-- Start Information shown --

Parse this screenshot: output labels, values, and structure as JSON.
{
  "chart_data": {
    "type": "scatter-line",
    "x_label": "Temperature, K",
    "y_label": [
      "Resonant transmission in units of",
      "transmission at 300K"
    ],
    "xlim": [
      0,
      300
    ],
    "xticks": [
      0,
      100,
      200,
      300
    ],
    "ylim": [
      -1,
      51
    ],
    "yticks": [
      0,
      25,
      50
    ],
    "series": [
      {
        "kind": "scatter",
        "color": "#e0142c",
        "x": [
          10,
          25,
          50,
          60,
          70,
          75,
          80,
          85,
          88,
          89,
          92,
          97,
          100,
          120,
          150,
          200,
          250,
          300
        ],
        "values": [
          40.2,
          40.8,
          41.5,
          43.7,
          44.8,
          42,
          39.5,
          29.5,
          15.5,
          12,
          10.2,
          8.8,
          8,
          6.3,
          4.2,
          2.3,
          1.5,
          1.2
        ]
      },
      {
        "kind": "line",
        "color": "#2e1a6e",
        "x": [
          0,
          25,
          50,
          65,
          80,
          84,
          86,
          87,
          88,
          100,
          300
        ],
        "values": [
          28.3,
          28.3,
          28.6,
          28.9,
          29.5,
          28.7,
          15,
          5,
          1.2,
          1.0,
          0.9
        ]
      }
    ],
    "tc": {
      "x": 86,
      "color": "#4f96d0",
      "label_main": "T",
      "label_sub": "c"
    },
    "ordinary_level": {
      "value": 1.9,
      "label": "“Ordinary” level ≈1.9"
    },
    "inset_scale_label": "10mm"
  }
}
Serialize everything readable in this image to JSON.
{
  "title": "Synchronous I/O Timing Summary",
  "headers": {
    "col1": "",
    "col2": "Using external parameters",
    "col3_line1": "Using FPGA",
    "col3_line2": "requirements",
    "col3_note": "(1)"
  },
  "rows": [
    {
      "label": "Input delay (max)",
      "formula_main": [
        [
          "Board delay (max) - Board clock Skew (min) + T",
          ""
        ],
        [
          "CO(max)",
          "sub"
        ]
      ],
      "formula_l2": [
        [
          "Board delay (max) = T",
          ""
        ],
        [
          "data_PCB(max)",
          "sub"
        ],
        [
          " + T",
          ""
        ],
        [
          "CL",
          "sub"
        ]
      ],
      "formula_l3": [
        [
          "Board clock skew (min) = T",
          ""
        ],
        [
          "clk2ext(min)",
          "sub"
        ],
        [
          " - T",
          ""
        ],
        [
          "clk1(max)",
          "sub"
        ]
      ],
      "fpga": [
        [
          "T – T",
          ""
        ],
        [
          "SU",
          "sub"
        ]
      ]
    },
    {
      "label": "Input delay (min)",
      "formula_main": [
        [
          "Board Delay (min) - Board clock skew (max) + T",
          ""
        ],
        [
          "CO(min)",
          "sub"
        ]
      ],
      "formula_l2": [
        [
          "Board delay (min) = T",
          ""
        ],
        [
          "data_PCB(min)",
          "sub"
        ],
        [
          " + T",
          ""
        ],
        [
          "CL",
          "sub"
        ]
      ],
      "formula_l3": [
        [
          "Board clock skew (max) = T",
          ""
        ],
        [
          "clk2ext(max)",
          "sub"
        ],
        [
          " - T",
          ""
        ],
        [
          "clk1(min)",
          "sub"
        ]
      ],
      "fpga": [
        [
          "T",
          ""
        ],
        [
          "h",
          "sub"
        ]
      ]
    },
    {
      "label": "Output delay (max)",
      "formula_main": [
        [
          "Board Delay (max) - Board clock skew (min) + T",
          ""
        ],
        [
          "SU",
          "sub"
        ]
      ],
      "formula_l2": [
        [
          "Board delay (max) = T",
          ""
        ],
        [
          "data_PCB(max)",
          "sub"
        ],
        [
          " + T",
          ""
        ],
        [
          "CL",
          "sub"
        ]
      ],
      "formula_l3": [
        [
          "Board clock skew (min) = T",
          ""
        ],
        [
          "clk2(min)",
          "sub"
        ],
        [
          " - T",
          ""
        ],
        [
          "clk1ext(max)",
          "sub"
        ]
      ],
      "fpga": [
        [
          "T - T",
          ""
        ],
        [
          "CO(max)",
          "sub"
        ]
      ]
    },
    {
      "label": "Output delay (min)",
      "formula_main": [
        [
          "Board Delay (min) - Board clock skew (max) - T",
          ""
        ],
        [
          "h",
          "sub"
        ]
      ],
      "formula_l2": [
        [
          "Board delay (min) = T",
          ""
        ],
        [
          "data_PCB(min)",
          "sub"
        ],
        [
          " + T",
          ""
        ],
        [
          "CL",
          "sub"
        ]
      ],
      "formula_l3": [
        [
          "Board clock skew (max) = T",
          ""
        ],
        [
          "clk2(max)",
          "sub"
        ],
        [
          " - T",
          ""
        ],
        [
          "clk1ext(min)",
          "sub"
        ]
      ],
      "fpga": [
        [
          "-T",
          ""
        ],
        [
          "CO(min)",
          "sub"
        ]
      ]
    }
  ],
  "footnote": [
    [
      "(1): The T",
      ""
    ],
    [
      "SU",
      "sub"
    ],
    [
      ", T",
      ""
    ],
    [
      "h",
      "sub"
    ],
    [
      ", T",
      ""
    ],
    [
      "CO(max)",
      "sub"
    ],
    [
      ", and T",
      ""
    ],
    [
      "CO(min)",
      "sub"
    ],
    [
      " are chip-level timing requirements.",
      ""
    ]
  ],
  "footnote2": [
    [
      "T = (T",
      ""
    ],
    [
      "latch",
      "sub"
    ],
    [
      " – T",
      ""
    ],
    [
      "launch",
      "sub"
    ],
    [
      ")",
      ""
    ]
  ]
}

-- End Information shown --

- The request -
Output the listing above without altering a single character.

- Written answer -
Parse this screenshot: output labels, values, and structure as JSON.
{
  "chart_data": {
    "type": "scatter-line",
    "x_label": "Temperature, K",
    "y_label": [
      "Resonant transmission in units of",
      "transmission at 300K"
    ],
    "xlim": [
      0,
      300
    ],
    "xticks": [
      0,
      100,
      200,
      300
    ],
    "ylim": [
      -1,
      51
    ],
    "yticks": [
      0,
      25,
      50
    ],
    "series": [
      {
        "kind": "scatter",
        "color": "#e0142c",
        "x": [
          10,
          25,
          50,
          60,
          70,
          75,
          80,
          85,
          88,
          89,
          92,
          97,
          100,
          120,
          150,
          200,
          250,
          300
        ],
        "values": [
          40.2,
          40.8,
          41.5,
          43.7,
          44.8,
          42,
          39.5,
          29.5,
          15.5,
          12,
          10.2,
          8.8,
          8,
          6.3,
          4.2,
          2.3,
          1.5,
          1.2
        ]
      },
      {
        "kind": "line",
        "color": "#2e1a6e",
        "x": [
          0,
          25,
          50,
          65,
          80,
          84,
          86,
          87,
          88,
          100,
          300
        ],
        "values": [
          28.3,
          28.3,
          28.6,
          28.9,
          29.5,
          28.7,
          15,
          5,
          1.2,
          1.0,
          0.9
        ]
      }
    ],
    "tc": {
      "x": 86,
      "color": "#4f96d0",
      "label_main": "T",
      "label_sub": "c"
    },
    "ordinary_level": {
      "value": 1.9,
      "label": "“Ordinary” level ≈1.9"
    },
    "inset_scale_label": "10mm"
  }
}
Serialize everything readable in this image to JSON.
{
  "title": "Synchronous I/O Timing Summary",
  "headers": {
    "col1": "",
    "col2": "Using external parameters",
    "col3_line1": "Using FPGA",
    "col3_line2": "requirements",
    "col3_note": "(1)"
  },
  "rows": [
    {
      "label": "Input delay (max)",
      "formula_main": [
        [
          "Board delay (max) - Board clock Skew (min) + T",
          ""
        ],
        [
          "CO(max)",
          "sub"
        ]
      ],
      "formula_l2": [
        [
          "Board delay (max) = T",
          ""
        ],
        [
          "data_PCB(max)",
          "sub"
        ],
        [
          " + T",
          ""
        ],
        [
          "CL",
          "sub"
        ]
      ],
      "formula_l3": [
        [
          "Board clock skew (min) = T",
          ""
        ],
        [
          "clk2ext(min)",
          "sub"
        ],
        [
          " - T",
          ""
        ],
        [
          "clk1(max)",
          "sub"
        ]
      ],
      "fpga": [
        [
          "T – T",
          ""
        ],
        [
          "SU",
          "sub"
        ]
      ]
    },
    {
      "label": "Input delay (min)",
      "formula_main": [
        [
          "Board Delay (min) - Board clock skew (max) + T",
          ""
        ],
        [
          "CO(min)",
          "sub"
        ]
      ],
      "formula_l2": [
        [
          "Board delay (min) = T",
          ""
        ],
        [
          "data_PCB(min)",
          "sub"
        ],
        [
          " + T",
          ""
        ],
        [
          "CL",
          "sub"
        ]
      ],
      "formula_l3": [
        [
          "Board clock skew (max) = T",
          ""
        ],
        [
          "clk2ext(max)",
          "sub"
        ],
        [
          " - T",
          ""
        ],
        [
          "clk1(min)",
          "sub"
        ]
      ],
      "fpga": [
        [
          "T",
          ""
        ],
        [
          "h",
          "sub"
        ]
      ]
    },
    {
      "label": "Output delay (max)",
      "formula_main": [
        [
          "Board Delay (max) - Board clock skew (min) + T",
          ""
        ],
        [
          "SU",
          "sub"
        ]
      ],
      "formula_l2": [
        [
          "Board delay (max) = T",
          ""
        ],
        [
          "data_PCB(max)",
          "sub"
        ],
        [
          " + T",
          ""
        ],
        [
          "CL",
          "sub"
        ]
      ],
      "formula_l3": [
        [
          "Board clock skew (min) = T",
          ""
        ],
        [
          "clk2(min)",
          "sub"
        ],
        [
          " - T",
          ""
        ],
        [
          "clk1ext(max)",
          "sub"
        ]
      ],
      "fpga": [
        [
          "T - T",
          ""
        ],
        [
          "CO(max)",
          "sub"
        ]
      ]
    },
    {
      "label": "Output delay (min)",
      "formula_main": [
        [
          "Board Delay (min) - Board clock skew (max) - T",
          ""
        ],
        [
          "h",
          "sub"
        ]
      ],
      "formula_l2": [
        [
          "Board delay (min) = T",
          ""
        ],
        [
          "data_PCB(min)",
          "sub"
        ],
        [
          " + T",
          ""
        ],
        [
          "CL",
          "sub"
        ]
      ],
      "formula_l3": [
        [
          "Board clock skew (max) = T",
          ""
        ],
        [
          "clk2(max)",
          "sub"
        ],
        [
          " - T",
          ""
        ],
        [
          "clk1ext(min)",
          "sub"
        ]
      ],
      "fpga": [
        [
          "-T",
          ""
        ],
        [
          "CO(min)",
          "sub"
        ]
      ]
    }
  ],
  "footnote": [
    [
      "(1): The T",
      ""
    ],
    [
      "SU",
      "sub"
    ],
    [
      ", T",
      ""
    ],
    [
      "h",
      "sub"
    ],
    [
      ", T",
      ""
    ],
    [
      "CO(max)",
      "sub"
    ],
    [
      ", and T",
      ""
    ],
    [
      "CO(min)",
      "sub"
    ],
    [
      " are chip-level timing requirements.",
      ""
    ]
  ],
  "footnote2": [
    [
      "T = (T",
      ""
    ],
    [
      "latch",
      "sub"
    ],
    [
      " – T",
      ""
    ],
    [
      "launch",
      "sub"
    ],
    [
      ")",
      ""
    ]
  ]
}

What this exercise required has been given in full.